--- START OF Recorded data ---
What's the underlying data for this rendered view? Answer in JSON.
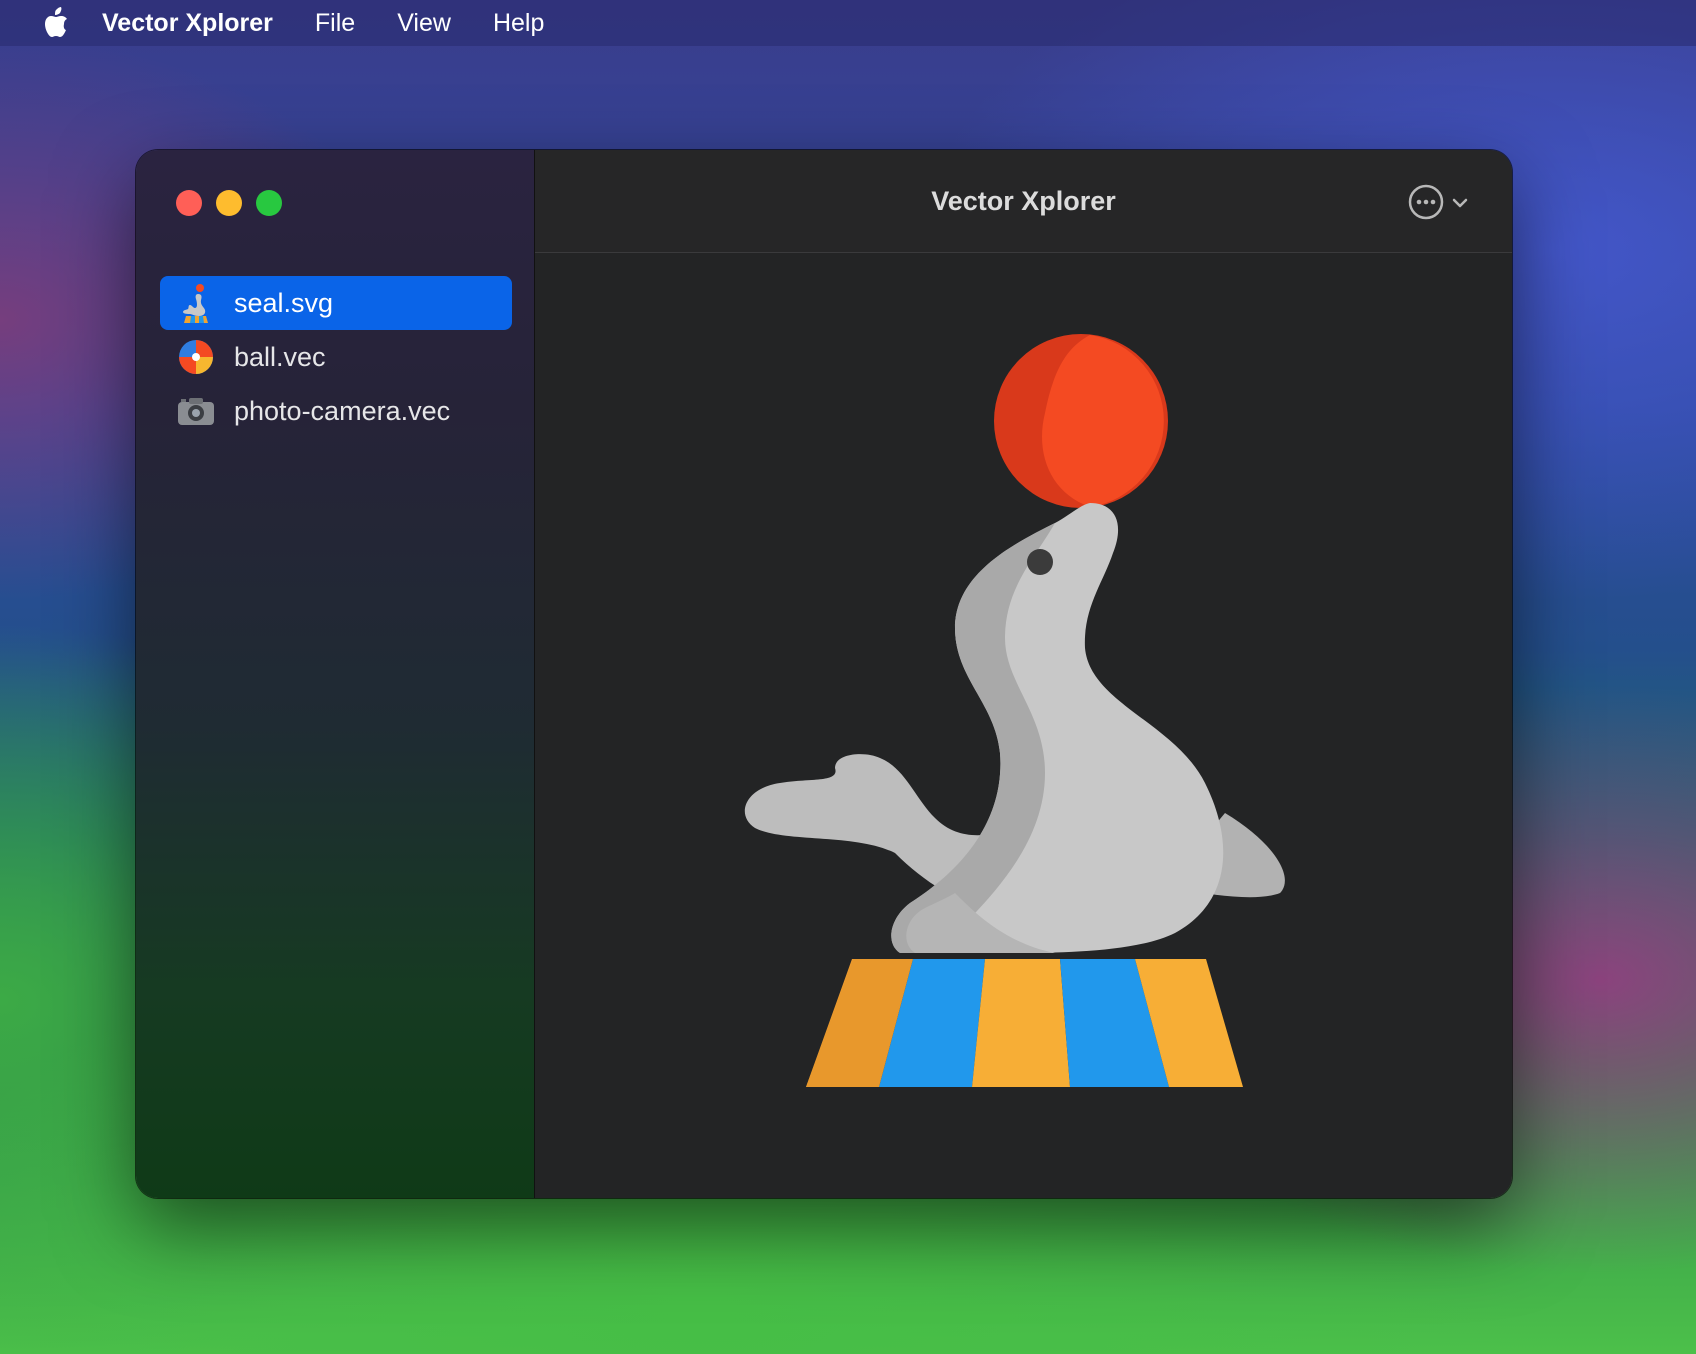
{
  "menubar": {
    "apple_icon": "apple-logo-icon",
    "app_name": "Vector Xplorer",
    "items": [
      "File",
      "View",
      "Help"
    ]
  },
  "window": {
    "title": "Vector Xplorer",
    "more_icon": "ellipsis-circle-icon",
    "chevron_icon": "chevron-down-icon"
  },
  "sidebar": {
    "files": [
      {
        "name": "seal.svg",
        "icon": "seal-file-icon",
        "selected": true
      },
      {
        "name": "ball.vec",
        "icon": "ball-file-icon",
        "selected": false
      },
      {
        "name": "photo-camera.vec",
        "icon": "camera-file-icon",
        "selected": false
      }
    ]
  },
  "colors": {
    "accent": "#0a64e8",
    "ball": "#f44a22",
    "seal": "#c4c4c4",
    "stripe_orange": "#f0a431",
    "stripe_blue": "#2198ec"
  }
}
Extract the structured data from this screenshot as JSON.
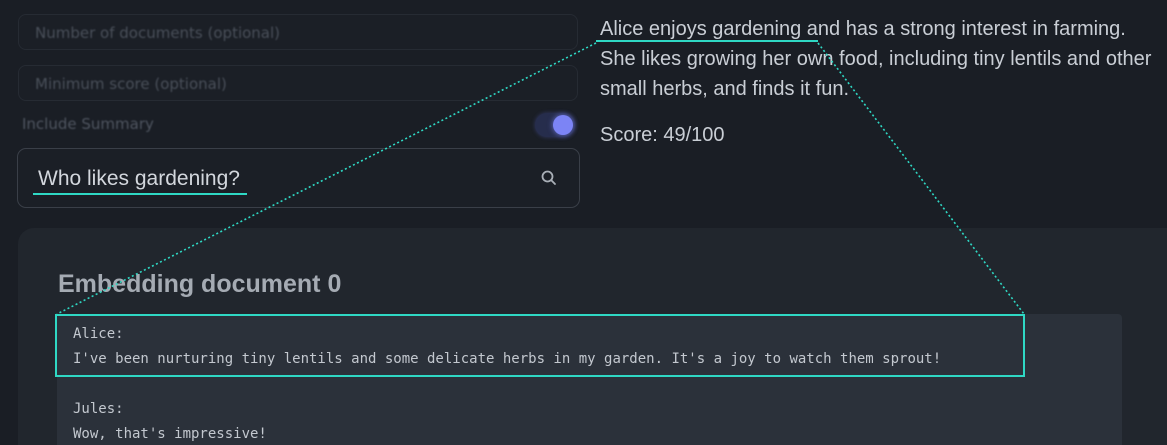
{
  "left_panel": {
    "num_documents_placeholder": "Number of documents (optional)",
    "min_score_placeholder": "Minimum score (optional)",
    "include_summary_label": "Include Summary",
    "include_summary_on": true,
    "search_value": "Who likes gardening?",
    "search_icon": "search-icon"
  },
  "result": {
    "summary": "Alice enjoys gardening and has a strong interest in farming. She likes growing her own food, including tiny lentils and other small herbs, and finds it fun.",
    "score": "Score: 49/100"
  },
  "document": {
    "title": "Embedding document 0",
    "lines": [
      "Alice:",
      "I've been nurturing tiny lentils and some delicate herbs in my garden. It's a joy to watch them sprout!",
      "",
      "Jules:",
      "Wow, that's impressive!"
    ]
  },
  "colors": {
    "accent": "#2fd8c4",
    "toggle_knob": "#7c84f5",
    "background": "#1a1e25",
    "card": "#21262d",
    "code_bg": "#2b313a"
  }
}
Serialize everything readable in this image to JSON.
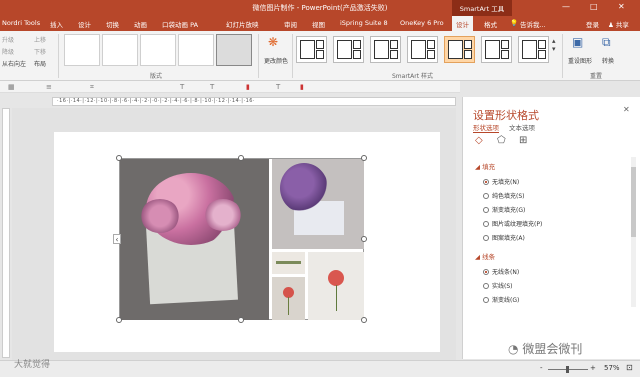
{
  "window": {
    "title": "微信图片制作 - PowerPoint(产品激活失败)",
    "context_tab": "SmartArt 工具",
    "controls": [
      "—",
      "□",
      "✕"
    ]
  },
  "left_tab": "Nordri Tools",
  "tabs": [
    "插入",
    "设计",
    "切换",
    "动画",
    "口袋动画 PA",
    "幻灯片放映",
    "审阅",
    "视图",
    "iSpring Suite 8",
    "OneKey 6 Pro",
    "设计",
    "格式"
  ],
  "active_tab": "设计",
  "search": "告诉我...",
  "user": "登录",
  "share": "共享",
  "ribbon": {
    "left_items": [
      "升级",
      "降级",
      "从右向左",
      "上移",
      "下移",
      "布局"
    ],
    "group_layouts": "版式",
    "color_button": "更改颜色",
    "group_styles": "SmartArt 样式",
    "reset_button": "重设图形",
    "convert_button": "转换",
    "group_reset": "重置"
  },
  "ruler_text": "·16·|·14·|·12·|·10·|·8·|·6·|·4·|·2·|·0·|·2·|·4·|·6·|·8·|·10·|·12·|·14·|·16·",
  "pane": {
    "title": "设置形状格式",
    "tabs": [
      "形状选项",
      "文本选项"
    ],
    "fill_section": "填充",
    "fill_options": [
      {
        "label": "无填充(N)",
        "selected": true
      },
      {
        "label": "纯色填充(S)",
        "selected": false
      },
      {
        "label": "渐变填充(G)",
        "selected": false
      },
      {
        "label": "图片或纹理填充(P)",
        "selected": false
      },
      {
        "label": "图案填充(A)",
        "selected": false
      }
    ],
    "line_section": "线条",
    "line_options": [
      {
        "label": "无线条(N)",
        "selected": true
      },
      {
        "label": "实线(S)",
        "selected": false
      },
      {
        "label": "渐变线(G)",
        "selected": false
      }
    ]
  },
  "status": {
    "zoom": "57%",
    "minus": "-",
    "plus": "+"
  },
  "watermark_left": "大就觉得",
  "watermark_right": "微盟会微刊",
  "colors": {
    "accent": "#b7472a",
    "accent_dark": "#8c2d17",
    "ribbon_bg": "#f3f3f3"
  }
}
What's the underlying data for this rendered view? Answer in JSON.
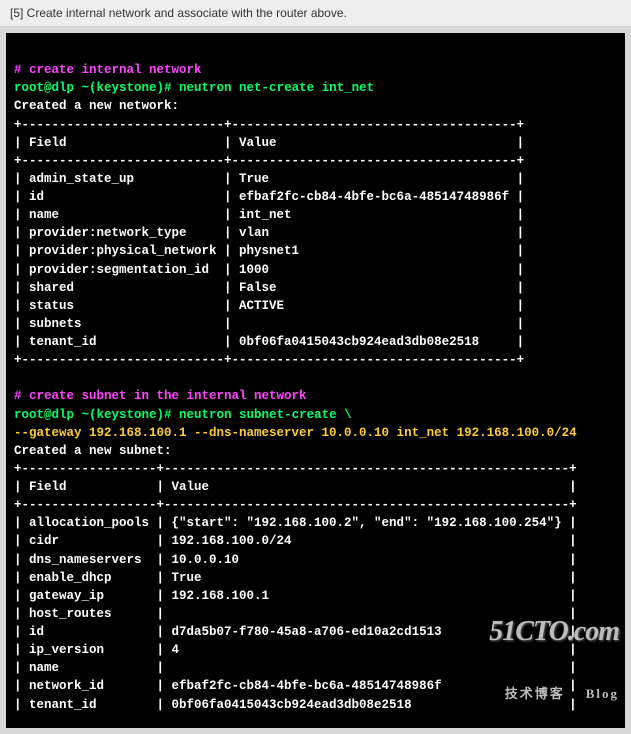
{
  "note": "[5]  Create internal network and associate with the router above.",
  "section1": {
    "comment": "# create internal network",
    "prompt": "root@dlp ~(keystone)#",
    "cmd": "neutron net-create int_net",
    "result_header": "Created a new network:",
    "border_top": "+---------------------------+--------------------------------------+",
    "header": "| Field                     | Value                                |",
    "border_mid": "+---------------------------+--------------------------------------+",
    "r1": "| admin_state_up            | True                                 |",
    "r2": "| id                        | efbaf2fc-cb84-4bfe-bc6a-48514748986f |",
    "r3": "| name                      | int_net                              |",
    "r4": "| provider:network_type     | vlan                                 |",
    "r5": "| provider:physical_network | physnet1                             |",
    "r6": "| provider:segmentation_id  | 1000                                 |",
    "r7": "| shared                    | False                                |",
    "r8": "| status                    | ACTIVE                               |",
    "r9": "| subnets                   |                                      |",
    "r10": "| tenant_id                 | 0bf06fa0415043cb924ead3db08e2518     |",
    "border_bot": "+---------------------------+--------------------------------------+"
  },
  "section2": {
    "comment": "# create subnet in the internal network",
    "prompt": "root@dlp ~(keystone)#",
    "cmd": "neutron subnet-create \\",
    "args": "--gateway 192.168.100.1 --dns-nameserver 10.0.0.10 int_net 192.168.100.0/24",
    "result_header": "Created a new subnet:",
    "border_top": "+------------------+------------------------------------------------------+",
    "header": "| Field            | Value                                                |",
    "border_mid": "+------------------+------------------------------------------------------+",
    "r1": "| allocation_pools | {\"start\": \"192.168.100.2\", \"end\": \"192.168.100.254\"} |",
    "r2": "| cidr             | 192.168.100.0/24                                     |",
    "r3": "| dns_nameservers  | 10.0.0.10                                            |",
    "r4": "| enable_dhcp      | True                                                 |",
    "r5": "| gateway_ip       | 192.168.100.1                                        |",
    "r6": "| host_routes      |                                                      |",
    "r7": "| id               | d7da5b07-f780-45a8-a706-ed10a2cd1513                 |",
    "r8": "| ip_version       | 4                                                    |",
    "r9": "| name             |                                                      |",
    "r10": "| network_id       | efbaf2fc-cb84-4bfe-bc6a-48514748986f                 |",
    "r11": "| tenant_id        | 0bf06fa0415043cb924ead3db08e2518                     |"
  },
  "watermark": {
    "big": "51CTO.com",
    "small": "技术博客    Blog"
  }
}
--- END OF Recorded data ---
* Problem to work on:
Gather up the lines containing the word "neutron" from these records and copy them.

* Full response:
    "cmd": "neutron net-create int_net",
    "cmd": "neutron subnet-create \\",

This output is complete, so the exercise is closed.